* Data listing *
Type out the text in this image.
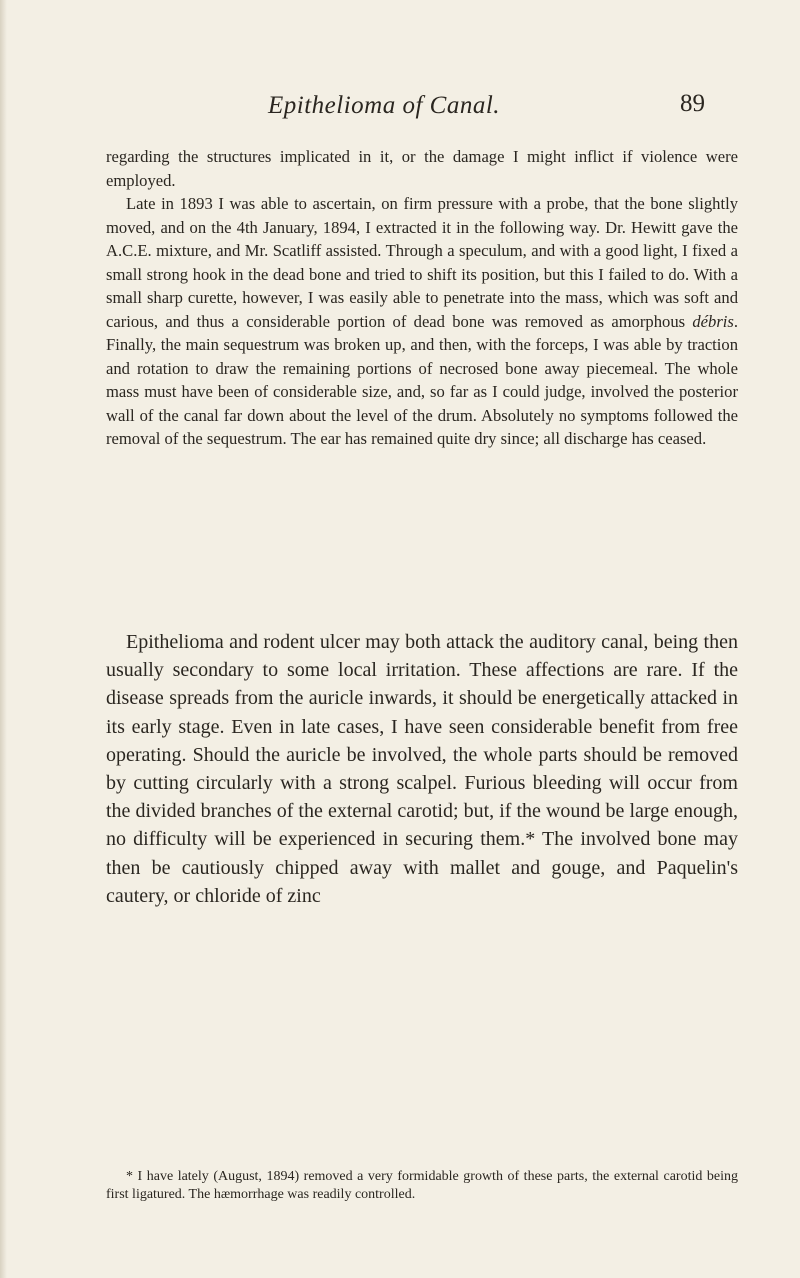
Epithelioma of Canal.	89

regarding the structures implicated in it, or the damage I might inflict if violence were employed.

Late in 1893 I was able to ascertain, on firm pressure with a probe, that the bone slightly moved, and on the 4th January, 1894, I extracted it in the following way. Dr. Hewitt gave the A.C.E. mixture, and Mr. Scatliff assisted. Through a speculum, and with a good light, I fixed a small strong hook in the dead bone and tried to shift its position, but this I failed to do. With a small sharp curette, however, I was easily able to penetrate into the mass, which was soft and carious, and thus a considerable portion of dead bone was removed as amorphous débris. Finally, the main sequestrum was broken up, and then, with the forceps, I was able by traction and rotation to draw the remaining portions of necrosed bone away piecemeal. The whole mass must have been of considerable size, and, so far as I could judge, involved the posterior wall of the canal far down about the level of the drum. Absolutely no symptoms followed the removal of the sequestrum. The ear has remained quite dry since; all discharge has ceased.

Epithelioma and rodent ulcer may both attack the auditory canal, being then usually secondary to some local irritation. These affections are rare. If the disease spreads from the auricle inwards, it should be energetically attacked in its early stage. Even in late cases, I have seen considerable benefit from free operating. Should the auricle be involved, the whole parts should be removed by cutting circularly with a strong scalpel. Furious bleeding will occur from the divided branches of the external carotid; but, if the wound be large enough, no difficulty will be experienced in securing them.* The involved bone may then be cautiously chipped away with mallet and gouge, and Paquelin's cautery, or chloride of zinc
* I have lately (August, 1894) removed a very formidable growth of these parts, the external carotid being first ligatured. The hæmorrhage was readily controlled.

* SET TASK *
Repeat the records above exactly, leaving out any pictures they contain.

* TASK RESULT *
Type out the text in this image.
Epithelioma of Canal.	89

regarding the structures implicated in it, or the damage I might inflict if violence were employed.

Late in 1893 I was able to ascertain, on firm pressure with a probe, that the bone slightly moved, and on the 4th January, 1894, I extracted it in the following way. Dr. Hewitt gave the A.C.E. mixture, and Mr. Scatliff assisted. Through a speculum, and with a good light, I fixed a small strong hook in the dead bone and tried to shift its position, but this I failed to do. With a small sharp curette, however, I was easily able to penetrate into the mass, which was soft and carious, and thus a considerable portion of dead bone was removed as amorphous débris. Finally, the main sequestrum was broken up, and then, with the forceps, I was able by traction and rotation to draw the remaining portions of necrosed bone away piecemeal. The whole mass must have been of considerable size, and, so far as I could judge, involved the posterior wall of the canal far down about the level of the drum. Absolutely no symptoms followed the removal of the sequestrum. The ear has remained quite dry since; all discharge has ceased.

Epithelioma and rodent ulcer may both attack the auditory canal, being then usually secondary to some local irritation. These affections are rare. If the disease spreads from the auricle inwards, it should be energetically attacked in its early stage. Even in late cases, I have seen considerable benefit from free operating. Should the auricle be involved, the whole parts should be removed by cutting circularly with a strong scalpel. Furious bleeding will occur from the divided branches of the external carotid; but, if the wound be large enough, no difficulty will be experienced in securing them.* The involved bone may then be cautiously chipped away with mallet and gouge, and Paquelin's cautery, or chloride of zinc
* I have lately (August, 1894) removed a very formidable growth of these parts, the external carotid being first ligatured. The hæmorrhage was readily controlled.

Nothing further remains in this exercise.